Tally how many lines of these entries hold the string "roman". Return the number alone.

Excerpts from a figure dataset:
## Start

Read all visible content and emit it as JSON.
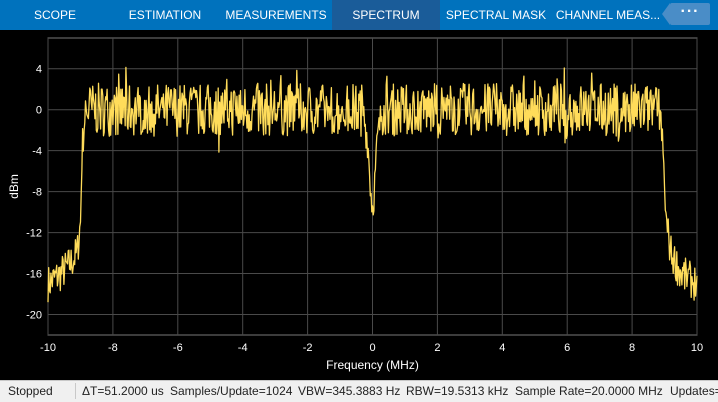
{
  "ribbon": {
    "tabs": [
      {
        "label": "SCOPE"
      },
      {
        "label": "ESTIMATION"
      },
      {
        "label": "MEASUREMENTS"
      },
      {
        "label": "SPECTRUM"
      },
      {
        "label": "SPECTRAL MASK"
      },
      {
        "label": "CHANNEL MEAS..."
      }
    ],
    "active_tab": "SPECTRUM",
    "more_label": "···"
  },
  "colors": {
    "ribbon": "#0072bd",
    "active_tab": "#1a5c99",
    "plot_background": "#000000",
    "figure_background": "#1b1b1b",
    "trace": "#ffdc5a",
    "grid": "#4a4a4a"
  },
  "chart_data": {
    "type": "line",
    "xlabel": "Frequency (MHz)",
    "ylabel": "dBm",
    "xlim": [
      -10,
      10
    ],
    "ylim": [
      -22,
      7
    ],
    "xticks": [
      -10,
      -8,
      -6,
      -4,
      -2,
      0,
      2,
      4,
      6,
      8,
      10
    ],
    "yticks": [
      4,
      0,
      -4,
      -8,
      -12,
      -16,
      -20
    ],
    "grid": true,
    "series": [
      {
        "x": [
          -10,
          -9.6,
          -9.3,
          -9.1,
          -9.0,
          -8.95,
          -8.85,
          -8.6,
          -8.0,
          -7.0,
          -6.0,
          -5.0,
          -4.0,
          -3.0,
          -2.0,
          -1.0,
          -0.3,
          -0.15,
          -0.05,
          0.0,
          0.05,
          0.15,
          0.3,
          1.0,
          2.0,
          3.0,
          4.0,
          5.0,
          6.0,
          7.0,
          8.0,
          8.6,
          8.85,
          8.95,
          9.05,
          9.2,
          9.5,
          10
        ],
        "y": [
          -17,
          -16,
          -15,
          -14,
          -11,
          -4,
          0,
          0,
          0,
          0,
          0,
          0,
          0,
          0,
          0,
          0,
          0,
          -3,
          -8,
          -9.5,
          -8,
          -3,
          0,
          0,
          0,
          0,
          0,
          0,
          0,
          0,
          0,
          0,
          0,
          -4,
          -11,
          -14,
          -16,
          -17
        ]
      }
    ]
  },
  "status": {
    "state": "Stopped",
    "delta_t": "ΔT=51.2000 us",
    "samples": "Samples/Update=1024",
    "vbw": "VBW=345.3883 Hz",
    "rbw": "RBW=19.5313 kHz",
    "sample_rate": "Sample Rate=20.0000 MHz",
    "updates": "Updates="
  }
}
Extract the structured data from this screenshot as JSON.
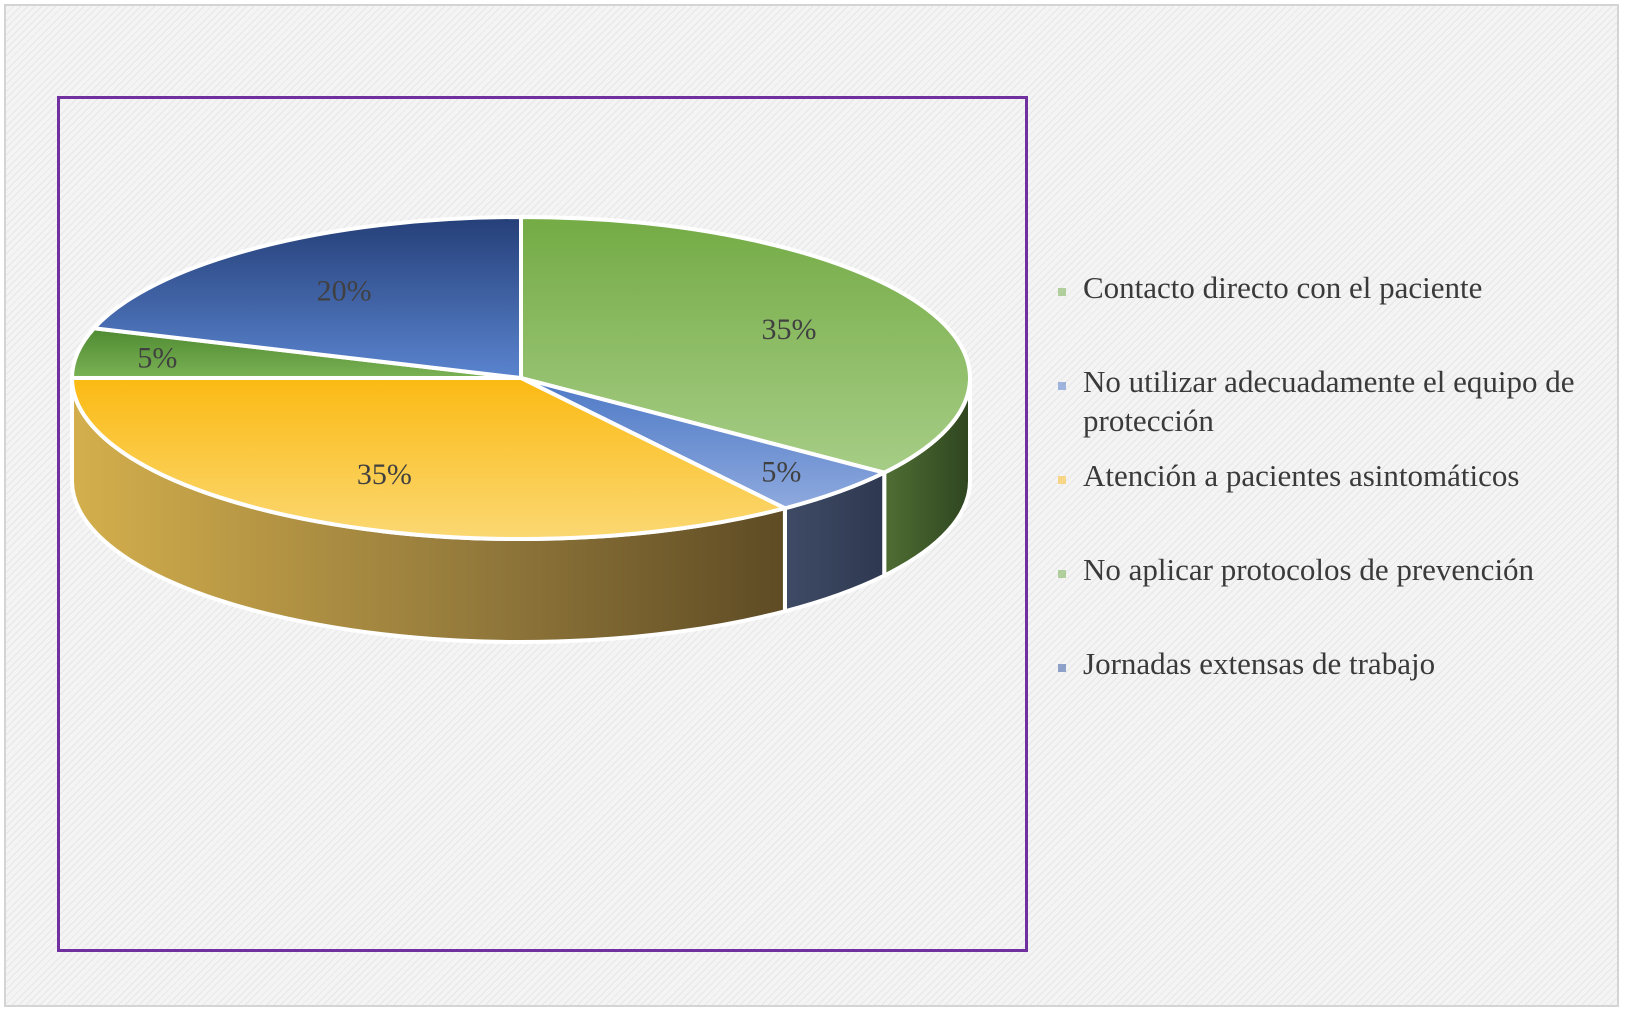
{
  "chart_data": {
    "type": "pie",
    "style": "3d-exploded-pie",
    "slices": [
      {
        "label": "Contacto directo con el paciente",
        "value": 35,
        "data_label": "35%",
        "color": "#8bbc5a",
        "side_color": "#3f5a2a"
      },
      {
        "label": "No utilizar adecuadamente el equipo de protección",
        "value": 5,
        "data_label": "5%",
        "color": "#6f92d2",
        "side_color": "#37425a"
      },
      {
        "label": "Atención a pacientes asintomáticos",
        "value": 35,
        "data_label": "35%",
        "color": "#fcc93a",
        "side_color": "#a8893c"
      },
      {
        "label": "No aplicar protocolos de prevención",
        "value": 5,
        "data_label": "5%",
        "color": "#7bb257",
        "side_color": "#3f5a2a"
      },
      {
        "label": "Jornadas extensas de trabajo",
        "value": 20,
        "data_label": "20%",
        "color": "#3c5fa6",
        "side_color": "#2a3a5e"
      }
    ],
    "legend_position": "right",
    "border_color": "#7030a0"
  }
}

## End
## Start

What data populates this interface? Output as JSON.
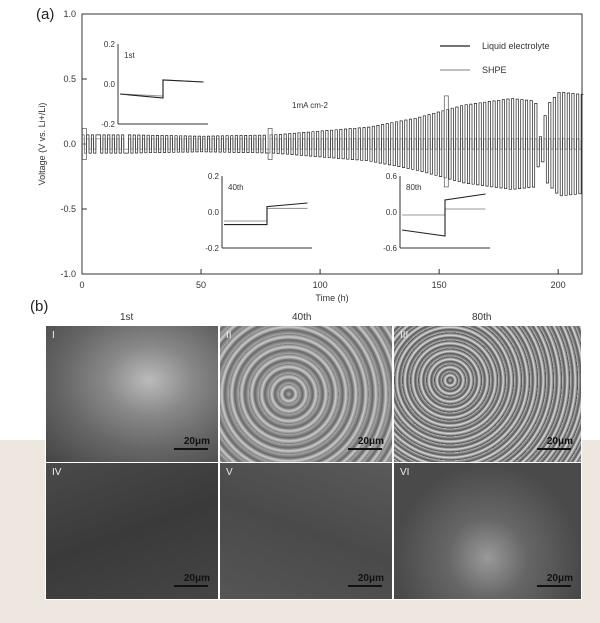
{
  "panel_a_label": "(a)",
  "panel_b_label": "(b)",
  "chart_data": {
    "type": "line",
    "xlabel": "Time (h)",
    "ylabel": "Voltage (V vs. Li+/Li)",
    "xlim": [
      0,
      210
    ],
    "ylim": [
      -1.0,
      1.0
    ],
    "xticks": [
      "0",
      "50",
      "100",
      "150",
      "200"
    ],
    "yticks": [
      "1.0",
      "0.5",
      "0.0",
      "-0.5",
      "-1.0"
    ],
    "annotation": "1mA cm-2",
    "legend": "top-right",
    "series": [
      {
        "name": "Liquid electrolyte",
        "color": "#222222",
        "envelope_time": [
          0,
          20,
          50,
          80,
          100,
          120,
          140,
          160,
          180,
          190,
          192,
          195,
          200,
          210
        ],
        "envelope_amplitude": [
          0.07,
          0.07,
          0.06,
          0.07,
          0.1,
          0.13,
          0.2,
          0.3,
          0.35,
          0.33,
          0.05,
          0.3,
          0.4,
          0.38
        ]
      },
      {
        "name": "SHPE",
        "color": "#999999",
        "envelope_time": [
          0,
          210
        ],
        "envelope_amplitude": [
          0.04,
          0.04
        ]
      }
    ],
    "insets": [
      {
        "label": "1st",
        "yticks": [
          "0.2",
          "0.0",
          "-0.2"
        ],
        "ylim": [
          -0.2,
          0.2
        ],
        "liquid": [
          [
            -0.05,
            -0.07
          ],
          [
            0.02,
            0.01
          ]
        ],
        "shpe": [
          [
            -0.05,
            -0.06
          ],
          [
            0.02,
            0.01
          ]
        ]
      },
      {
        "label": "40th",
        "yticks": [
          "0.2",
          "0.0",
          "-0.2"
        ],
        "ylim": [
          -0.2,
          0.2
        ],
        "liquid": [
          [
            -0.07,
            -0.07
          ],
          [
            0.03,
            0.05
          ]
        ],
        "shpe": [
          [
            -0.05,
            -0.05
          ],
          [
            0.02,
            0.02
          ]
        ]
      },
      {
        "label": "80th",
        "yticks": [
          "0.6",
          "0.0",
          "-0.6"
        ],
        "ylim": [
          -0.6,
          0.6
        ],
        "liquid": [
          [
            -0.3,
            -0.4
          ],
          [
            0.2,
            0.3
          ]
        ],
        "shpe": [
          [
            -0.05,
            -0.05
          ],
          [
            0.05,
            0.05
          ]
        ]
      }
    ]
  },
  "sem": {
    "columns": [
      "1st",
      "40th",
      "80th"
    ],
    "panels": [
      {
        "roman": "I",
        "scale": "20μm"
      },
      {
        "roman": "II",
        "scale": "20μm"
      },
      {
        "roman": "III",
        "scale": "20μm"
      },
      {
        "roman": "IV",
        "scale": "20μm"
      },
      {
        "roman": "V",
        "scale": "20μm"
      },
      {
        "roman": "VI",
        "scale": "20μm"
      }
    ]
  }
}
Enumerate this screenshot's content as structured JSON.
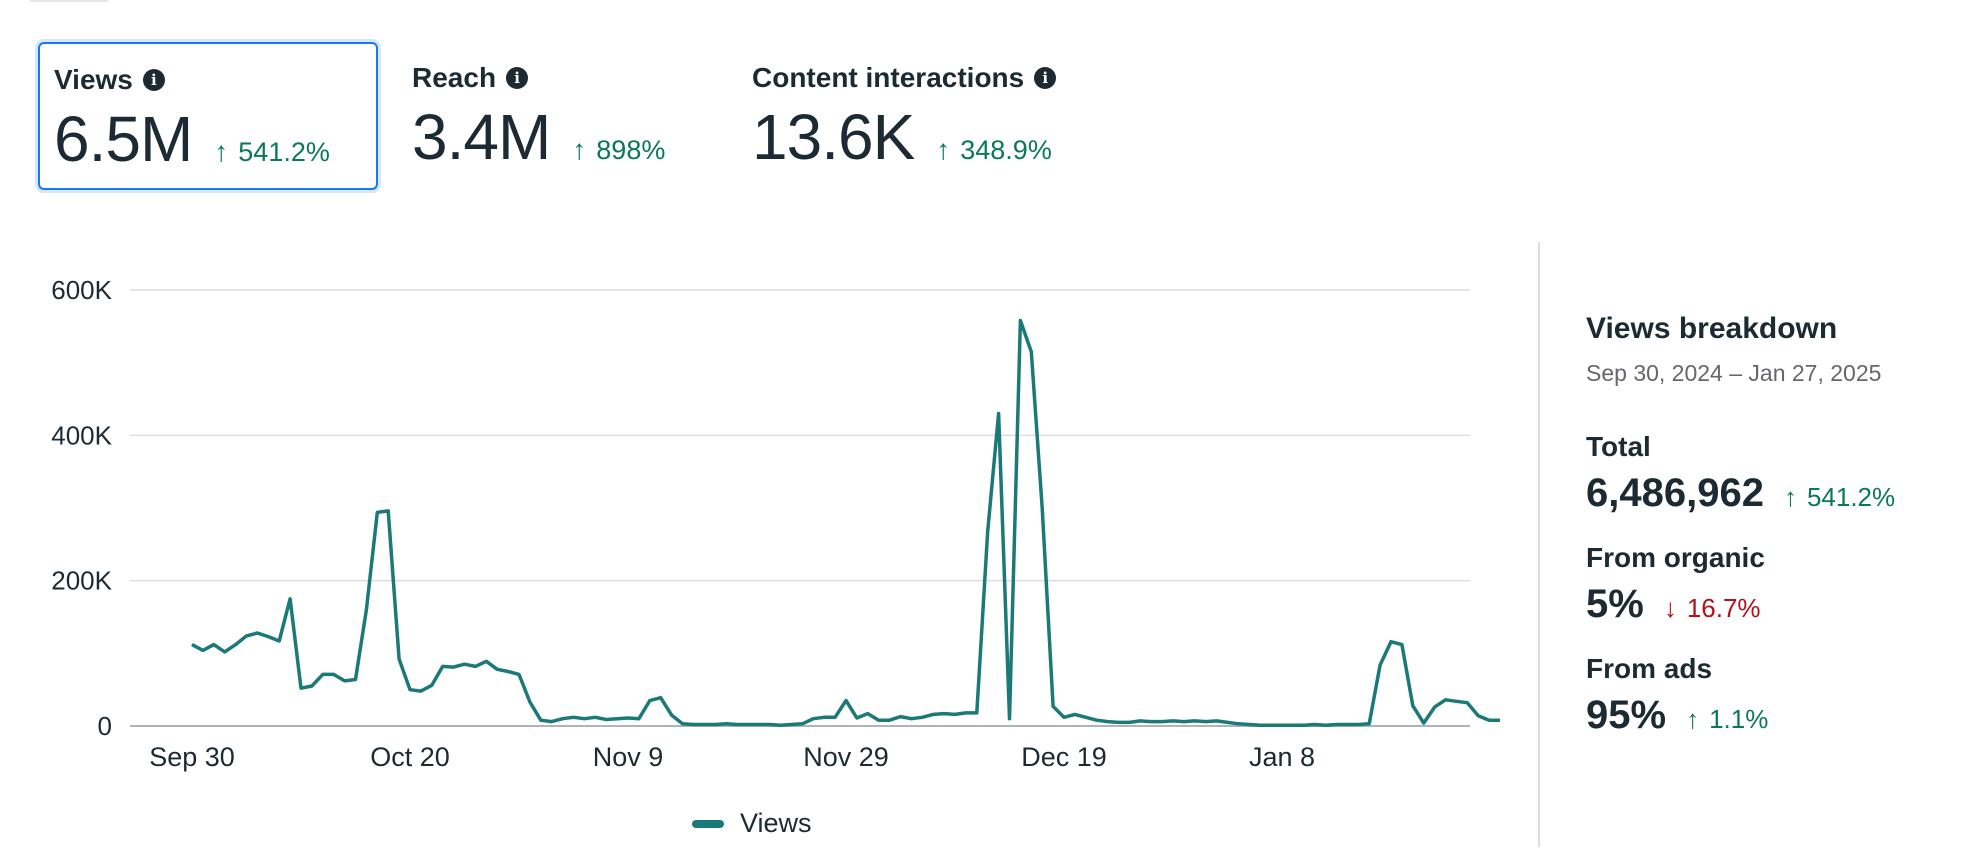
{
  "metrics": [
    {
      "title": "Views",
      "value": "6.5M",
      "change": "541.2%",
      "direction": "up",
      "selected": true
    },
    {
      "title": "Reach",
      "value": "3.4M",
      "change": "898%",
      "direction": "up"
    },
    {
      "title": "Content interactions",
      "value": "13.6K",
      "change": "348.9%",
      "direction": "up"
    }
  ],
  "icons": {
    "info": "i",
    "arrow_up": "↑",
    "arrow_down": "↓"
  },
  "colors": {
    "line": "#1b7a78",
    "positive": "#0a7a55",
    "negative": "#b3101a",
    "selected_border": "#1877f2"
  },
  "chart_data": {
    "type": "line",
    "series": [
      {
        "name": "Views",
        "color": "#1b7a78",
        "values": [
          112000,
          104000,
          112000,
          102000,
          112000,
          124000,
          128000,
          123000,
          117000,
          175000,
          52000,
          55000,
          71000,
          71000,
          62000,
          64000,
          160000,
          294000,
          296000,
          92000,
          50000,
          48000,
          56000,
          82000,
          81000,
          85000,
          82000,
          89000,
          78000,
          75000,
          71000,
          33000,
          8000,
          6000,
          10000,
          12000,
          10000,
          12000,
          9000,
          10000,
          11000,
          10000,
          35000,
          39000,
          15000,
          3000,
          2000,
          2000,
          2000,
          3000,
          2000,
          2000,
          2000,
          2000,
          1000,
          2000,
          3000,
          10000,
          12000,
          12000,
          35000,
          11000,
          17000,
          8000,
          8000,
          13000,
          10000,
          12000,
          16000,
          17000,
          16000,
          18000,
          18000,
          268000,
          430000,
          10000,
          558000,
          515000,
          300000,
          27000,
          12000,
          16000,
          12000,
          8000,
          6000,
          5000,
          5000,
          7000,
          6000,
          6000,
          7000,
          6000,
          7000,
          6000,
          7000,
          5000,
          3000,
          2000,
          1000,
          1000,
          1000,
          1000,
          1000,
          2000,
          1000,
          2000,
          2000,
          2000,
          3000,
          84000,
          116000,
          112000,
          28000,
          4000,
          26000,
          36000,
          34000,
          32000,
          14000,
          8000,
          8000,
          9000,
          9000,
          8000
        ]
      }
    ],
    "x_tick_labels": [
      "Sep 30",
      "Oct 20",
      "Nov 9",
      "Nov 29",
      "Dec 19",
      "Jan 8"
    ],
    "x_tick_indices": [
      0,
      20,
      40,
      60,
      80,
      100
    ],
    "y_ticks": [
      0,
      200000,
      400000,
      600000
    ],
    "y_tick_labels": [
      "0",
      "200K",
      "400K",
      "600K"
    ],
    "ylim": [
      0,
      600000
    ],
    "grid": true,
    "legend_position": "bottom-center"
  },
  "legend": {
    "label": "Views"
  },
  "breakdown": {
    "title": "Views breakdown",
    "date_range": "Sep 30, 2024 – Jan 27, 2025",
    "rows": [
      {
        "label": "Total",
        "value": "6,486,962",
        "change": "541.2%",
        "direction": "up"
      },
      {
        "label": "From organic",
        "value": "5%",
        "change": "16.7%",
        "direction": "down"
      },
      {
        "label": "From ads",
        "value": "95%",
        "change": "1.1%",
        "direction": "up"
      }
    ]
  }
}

## End

▸ RESPONSE
6